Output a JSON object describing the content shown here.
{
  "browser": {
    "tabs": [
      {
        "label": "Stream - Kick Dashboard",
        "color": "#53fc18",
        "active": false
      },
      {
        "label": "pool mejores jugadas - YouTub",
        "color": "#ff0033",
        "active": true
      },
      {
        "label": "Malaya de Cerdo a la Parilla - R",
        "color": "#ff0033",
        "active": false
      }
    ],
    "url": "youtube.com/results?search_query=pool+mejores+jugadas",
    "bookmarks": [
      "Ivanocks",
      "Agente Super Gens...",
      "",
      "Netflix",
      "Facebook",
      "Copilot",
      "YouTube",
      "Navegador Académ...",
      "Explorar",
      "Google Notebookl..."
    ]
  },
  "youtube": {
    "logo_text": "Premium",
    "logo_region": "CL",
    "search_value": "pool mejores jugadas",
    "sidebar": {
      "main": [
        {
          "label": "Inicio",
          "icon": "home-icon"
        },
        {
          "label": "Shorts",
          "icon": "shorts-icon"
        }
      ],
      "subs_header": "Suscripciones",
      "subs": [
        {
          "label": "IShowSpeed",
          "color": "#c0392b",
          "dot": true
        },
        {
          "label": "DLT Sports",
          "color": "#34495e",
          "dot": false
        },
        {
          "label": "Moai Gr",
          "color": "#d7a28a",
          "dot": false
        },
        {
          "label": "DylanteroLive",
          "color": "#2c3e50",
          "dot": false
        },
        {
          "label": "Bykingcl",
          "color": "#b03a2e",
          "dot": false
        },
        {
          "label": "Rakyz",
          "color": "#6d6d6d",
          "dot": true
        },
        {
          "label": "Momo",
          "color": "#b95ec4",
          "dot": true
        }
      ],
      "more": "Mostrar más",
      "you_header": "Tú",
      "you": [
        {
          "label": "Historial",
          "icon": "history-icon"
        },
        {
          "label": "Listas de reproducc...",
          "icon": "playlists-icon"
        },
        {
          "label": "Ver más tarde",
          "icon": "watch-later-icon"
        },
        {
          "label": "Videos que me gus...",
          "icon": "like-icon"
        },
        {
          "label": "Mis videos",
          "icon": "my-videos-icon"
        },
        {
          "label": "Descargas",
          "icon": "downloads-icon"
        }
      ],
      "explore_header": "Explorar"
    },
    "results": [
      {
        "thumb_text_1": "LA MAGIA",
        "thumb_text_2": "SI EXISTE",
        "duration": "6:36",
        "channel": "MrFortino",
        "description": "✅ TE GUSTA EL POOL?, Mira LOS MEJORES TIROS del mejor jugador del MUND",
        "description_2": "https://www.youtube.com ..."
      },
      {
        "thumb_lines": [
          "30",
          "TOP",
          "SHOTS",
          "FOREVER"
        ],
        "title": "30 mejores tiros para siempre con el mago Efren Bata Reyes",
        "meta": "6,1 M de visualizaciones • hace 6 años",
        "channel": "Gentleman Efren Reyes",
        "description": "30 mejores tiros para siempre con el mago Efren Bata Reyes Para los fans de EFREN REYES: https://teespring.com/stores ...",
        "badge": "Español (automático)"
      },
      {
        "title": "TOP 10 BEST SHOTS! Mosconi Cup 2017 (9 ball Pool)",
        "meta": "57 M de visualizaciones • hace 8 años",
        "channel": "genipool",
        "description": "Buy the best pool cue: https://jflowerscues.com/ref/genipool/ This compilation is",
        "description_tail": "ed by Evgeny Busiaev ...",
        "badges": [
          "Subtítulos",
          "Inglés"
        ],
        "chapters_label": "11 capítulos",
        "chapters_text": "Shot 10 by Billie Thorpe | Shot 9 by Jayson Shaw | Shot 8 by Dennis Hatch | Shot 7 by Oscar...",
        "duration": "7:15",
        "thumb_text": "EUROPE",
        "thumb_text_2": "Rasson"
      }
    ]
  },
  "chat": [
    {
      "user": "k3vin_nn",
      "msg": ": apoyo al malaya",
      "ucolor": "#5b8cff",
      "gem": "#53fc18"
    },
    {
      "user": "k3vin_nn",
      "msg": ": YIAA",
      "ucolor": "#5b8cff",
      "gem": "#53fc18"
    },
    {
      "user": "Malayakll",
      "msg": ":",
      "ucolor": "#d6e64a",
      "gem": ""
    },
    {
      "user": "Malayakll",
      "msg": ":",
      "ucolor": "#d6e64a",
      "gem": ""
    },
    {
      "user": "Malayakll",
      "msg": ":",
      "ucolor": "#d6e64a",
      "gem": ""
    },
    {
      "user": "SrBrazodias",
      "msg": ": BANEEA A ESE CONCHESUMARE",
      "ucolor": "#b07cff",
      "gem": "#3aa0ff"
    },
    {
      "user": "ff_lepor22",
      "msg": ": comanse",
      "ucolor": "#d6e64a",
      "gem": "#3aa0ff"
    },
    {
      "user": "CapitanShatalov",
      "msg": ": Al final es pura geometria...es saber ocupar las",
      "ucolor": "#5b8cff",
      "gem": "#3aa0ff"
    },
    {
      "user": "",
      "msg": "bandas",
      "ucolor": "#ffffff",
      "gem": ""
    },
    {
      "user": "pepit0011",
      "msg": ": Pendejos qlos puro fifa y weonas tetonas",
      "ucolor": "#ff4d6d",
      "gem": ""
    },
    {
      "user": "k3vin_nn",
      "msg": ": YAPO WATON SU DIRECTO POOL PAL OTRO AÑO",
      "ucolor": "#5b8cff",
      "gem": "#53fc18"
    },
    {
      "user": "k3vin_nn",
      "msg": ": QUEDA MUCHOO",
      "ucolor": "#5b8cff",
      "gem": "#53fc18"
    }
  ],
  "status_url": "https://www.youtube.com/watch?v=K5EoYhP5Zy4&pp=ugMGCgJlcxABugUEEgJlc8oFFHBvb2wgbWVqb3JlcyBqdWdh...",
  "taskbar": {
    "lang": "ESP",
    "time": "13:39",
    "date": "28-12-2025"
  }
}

--------

Exercise objective: Pick out every line with the string "title" and copy it.

Result for this exercise:
        "title": "30 mejores tiros para siempre con el mago Efren Bata Reyes",
        "title": "TOP 10 BEST SHOTS! Mosconi Cup 2017 (9 ball Pool)",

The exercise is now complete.